Reproduce the passage of the scoring rubric below that runs between "1.4 Test coverage" and "would be unsafe.", inclusive.

* _Text excerpt_
+ + + + +
1	Broken primary flows, data corruption risk, or security-adjacent defects.

1.2 CDF access via Cognite SDK only

Check: All traffic to CDF goes through the official Cognite SDK. Flag any fetch/axios/raw REST to CDF-like URLs that bypasses the SDK.

Score	Why
5	CDF usage is exclusively via the SDK; non-CDF calls are minimal and intentional.
4	SDK used for CDF; one borderline or legacy call worth confirming.
3	Mix of SDK and direct calls with weak justification.
2	Repeated or critical paths use raw CDF HTTP instead of the SDK.
1	Custom CDF clients, token handling outside SDK patterns, or undisclosed CDF endpoints.

1.3 Dependencies and packages

Check: package.json / lockfiles; unmaintained packages, duplicate majors, known CVEs, license issues, install scripts.

Score	Why
5	Dependencies are current, trustworthy, and scanned; no red flags.
4	Small updates or pinning tweaks needed; no serious supply-chain signals.
3	Outdated or heavy deps; plan to upgrade documented.
2	High-risk packages, excessive bundle, or unclear provenance.
1	Known-vulnerable, deprecated, or malicious-adjacent dependency usage.

1.4 Test coverage

Check: Unit and integration tests for critical logic, API contracts, and error handling; CI runs tests; coverage adequate for risk.

Hard gate: Coverage tooling must be configured and working. Overall line coverage must be ≥ 80%.

Score	Why
5	Critical paths well covered; ≥ 80% line coverage; failures easy to localize.
4	Good coverage (≥ 80%) with a few gaps in secondary modules.
3	Core flows partially tested; coverage below 80% or important branches missing.
2	Sparse tests; coverage well below 80%; refactors would be unsafe.
1	No meaningful automated tests, or coverage tooling not configured.

1.5 Dead code and maintainability

Check: Unused exports, unreachable branches, commented-out blocks, duplicate utilities.
+ + + + +
[Element and region data]
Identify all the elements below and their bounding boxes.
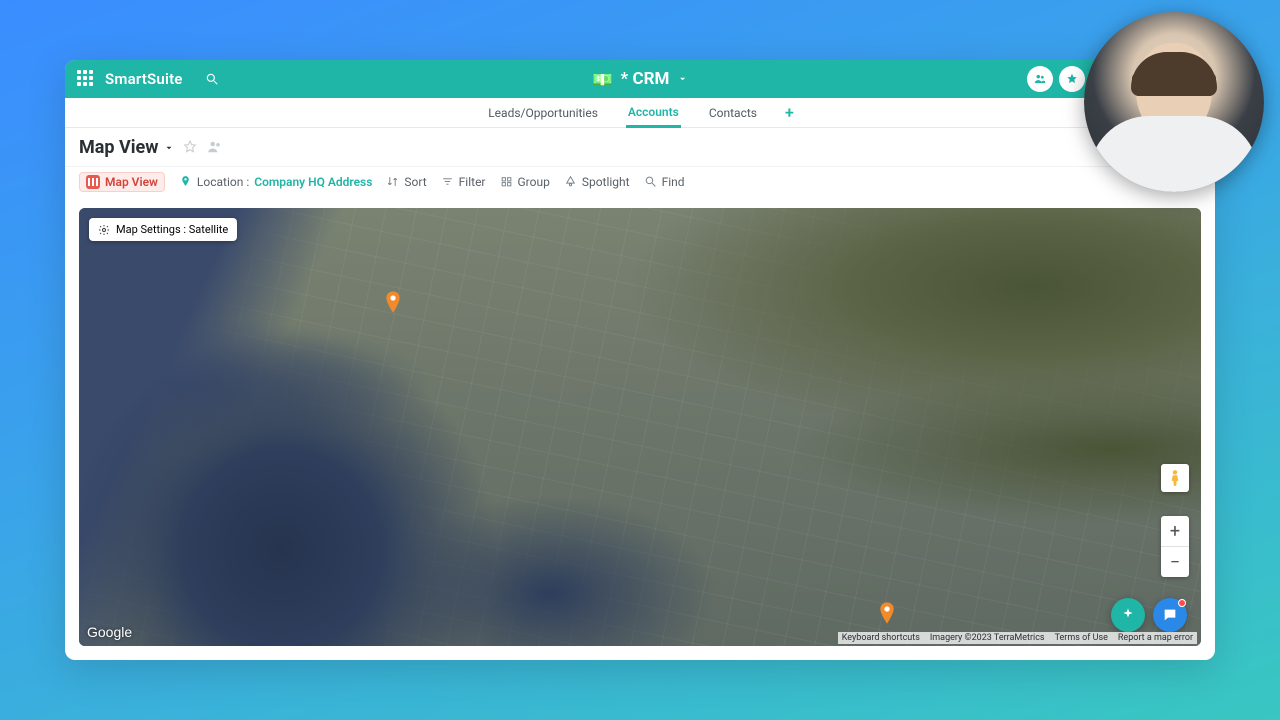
map-settings-button[interactable]: Map Settings : Satellite	[89, 218, 237, 241]
user-menu[interactable]: Avi O	[1174, 67, 1203, 91]
pegman-icon	[1168, 469, 1182, 487]
global-search-button[interactable]	[199, 66, 225, 92]
workspace-switcher[interactable]: 💵 * CRM	[593, 69, 688, 89]
map-marker[interactable]	[385, 291, 401, 313]
sort-icon	[386, 175, 399, 188]
apps-grid-icon[interactable]	[77, 70, 95, 88]
solution-tabs: Leads/Opportunities Accounts Contacts +	[65, 98, 1215, 128]
favorites-button[interactable]	[1059, 66, 1085, 92]
sparkle-icon	[1120, 607, 1136, 623]
search-icon	[205, 72, 219, 86]
sort-button[interactable]: Sort	[386, 175, 426, 189]
location-value: Company HQ Address	[254, 175, 372, 189]
unread-dot	[1178, 599, 1186, 607]
tab-leads[interactable]: Leads/Opportunities	[486, 100, 600, 126]
report-error-link[interactable]: Report a map error	[1118, 633, 1193, 643]
spotlight-button[interactable]: Spotlight	[564, 175, 630, 189]
group-button[interactable]: Group	[500, 175, 550, 189]
assistant-fab[interactable]	[1111, 598, 1145, 632]
map-settings-label: Map Settings : Satellite	[116, 223, 228, 236]
zoom-controls: + −	[1161, 516, 1189, 577]
chevron-down-icon	[677, 74, 687, 84]
check-circle-icon	[1097, 72, 1111, 86]
view-title-dropdown[interactable]: Map View	[79, 137, 174, 158]
caret-down-icon	[164, 143, 174, 153]
location-label: Location :	[197, 175, 249, 189]
favorite-view-button[interactable]	[182, 139, 198, 155]
search-icon	[644, 175, 657, 188]
members-button[interactable]	[1027, 66, 1053, 92]
find-button[interactable]: Find	[644, 175, 685, 189]
workspace-emoji: 💵	[593, 70, 613, 89]
tab-contacts[interactable]: Contacts	[707, 100, 759, 126]
imagery-credit: Imagery ©2023 TerraMetrics	[930, 633, 1045, 643]
map-canvas[interactable]: Map Settings : Satellite + −	[79, 208, 1201, 646]
notification-badge: 25	[1137, 62, 1155, 73]
tab-accounts[interactable]: Accounts	[626, 99, 681, 128]
view-title: Map View	[79, 137, 158, 158]
keyboard-shortcuts-link[interactable]: Keyboard shortcuts	[842, 633, 920, 643]
map-attribution: Keyboard shortcuts Imagery ©2023 TerraMe…	[838, 632, 1197, 644]
brand-name: SmartSuite	[105, 70, 183, 88]
map-marker[interactable]	[879, 602, 895, 624]
divider	[1161, 68, 1162, 90]
bell-icon	[1129, 72, 1143, 86]
chevron-down-icon	[1174, 74, 1184, 84]
notifications-button[interactable]: 25	[1123, 66, 1149, 92]
location-field-selector[interactable]: Location : Company HQ Address	[179, 175, 373, 189]
plus-icon: +	[1135, 136, 1157, 158]
google-logo: Google	[87, 624, 132, 640]
people-icon	[1033, 72, 1047, 86]
streetview-pegman[interactable]	[1161, 464, 1189, 492]
terms-link[interactable]: Terms of Use	[1055, 633, 1108, 643]
gear-icon	[98, 224, 110, 236]
new-record-button[interactable]: + New	[1131, 133, 1201, 161]
filter-button[interactable]: Filter	[441, 175, 486, 189]
tasks-button[interactable]	[1091, 66, 1117, 92]
chat-fab[interactable]	[1153, 598, 1187, 632]
location-pin-icon	[179, 175, 192, 188]
star-icon	[1065, 72, 1079, 86]
spotlight-icon	[564, 175, 577, 188]
chat-icon	[1162, 607, 1178, 623]
view-type-label: Map View	[105, 175, 158, 189]
filter-icon	[441, 175, 454, 188]
add-tab-button[interactable]: +	[785, 103, 794, 122]
new-button-label: New	[1163, 140, 1189, 155]
workspace-name: * CRM	[621, 69, 670, 89]
group-icon	[500, 175, 513, 188]
zoom-in-button[interactable]: +	[1161, 516, 1189, 546]
zoom-out-button[interactable]: −	[1161, 547, 1189, 577]
view-type-map[interactable]: Map View	[79, 172, 165, 192]
user-line2: O	[1188, 79, 1203, 91]
map-view-icon	[86, 175, 100, 189]
share-view-button[interactable]	[206, 138, 224, 156]
satellite-layer	[79, 208, 1201, 646]
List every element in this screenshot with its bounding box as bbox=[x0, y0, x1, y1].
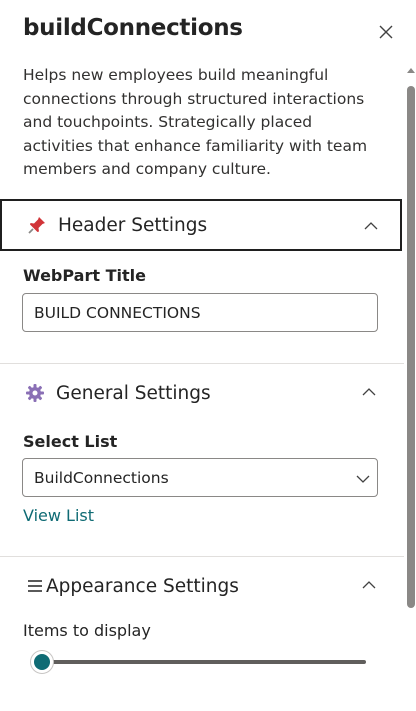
header-settings-toggle[interactable]: Header Settings bbox=[0, 199, 402, 251]
select-list-label: Select List bbox=[23, 432, 118, 451]
hamburger-icon bbox=[24, 575, 46, 597]
webpart-title-label: WebPart Title bbox=[23, 266, 146, 285]
general-settings-toggle[interactable]: General Settings bbox=[0, 367, 402, 419]
select-list-value: BuildConnections bbox=[34, 468, 169, 487]
appearance-settings-label: Appearance Settings bbox=[46, 575, 239, 597]
scrollbar-thumb[interactable] bbox=[407, 86, 415, 608]
scroll-up-arrow-icon[interactable] bbox=[406, 66, 416, 74]
chevron-down-icon bbox=[356, 475, 370, 483]
items-slider-track[interactable] bbox=[44, 660, 366, 664]
chevron-up-icon bbox=[362, 581, 376, 589]
chevron-up-icon bbox=[364, 222, 378, 230]
property-pane: buildConnections Helps new employees bui… bbox=[0, 0, 404, 711]
gear-icon bbox=[24, 382, 46, 404]
view-list-link[interactable]: View List bbox=[23, 506, 94, 525]
section-divider bbox=[0, 556, 404, 557]
pushpin-icon bbox=[26, 214, 48, 236]
pane-description: Helps new employees build meaningful con… bbox=[23, 66, 368, 178]
webpart-title-input[interactable]: BUILD CONNECTIONS bbox=[22, 293, 378, 332]
appearance-settings-toggle[interactable]: Appearance Settings bbox=[0, 560, 402, 612]
pane-title: buildConnections bbox=[23, 15, 243, 41]
close-icon[interactable] bbox=[374, 20, 398, 44]
scrollbar[interactable] bbox=[404, 60, 416, 711]
header-settings-label: Header Settings bbox=[58, 214, 208, 236]
webpart-title-value: BUILD CONNECTIONS bbox=[34, 303, 201, 322]
select-list-dropdown[interactable]: BuildConnections bbox=[22, 458, 378, 497]
items-to-display-label: Items to display bbox=[23, 621, 151, 640]
section-divider bbox=[0, 363, 404, 364]
chevron-up-icon bbox=[362, 388, 376, 396]
items-slider-thumb[interactable] bbox=[30, 650, 54, 674]
general-settings-label: General Settings bbox=[56, 382, 211, 404]
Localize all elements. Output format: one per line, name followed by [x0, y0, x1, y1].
+ + + + +
* _Exercise result_
1.4 Test coverage

Check: Unit and integration tests for critical logic, API contracts, and error handling; CI runs tests; coverage adequate for risk.

Hard gate: Coverage tooling must be configured and working. Overall line coverage must be ≥ 80%.

Score	Why
5	Critical paths well covered; ≥ 80% line coverage; failures easy to localize.
4	Good coverage (≥ 80%) with a few gaps in secondary modules.
3	Core flows partially tested; coverage below 80% or important branches missing.
2	Sparse tests; coverage well below 80%; refactors would be unsafe.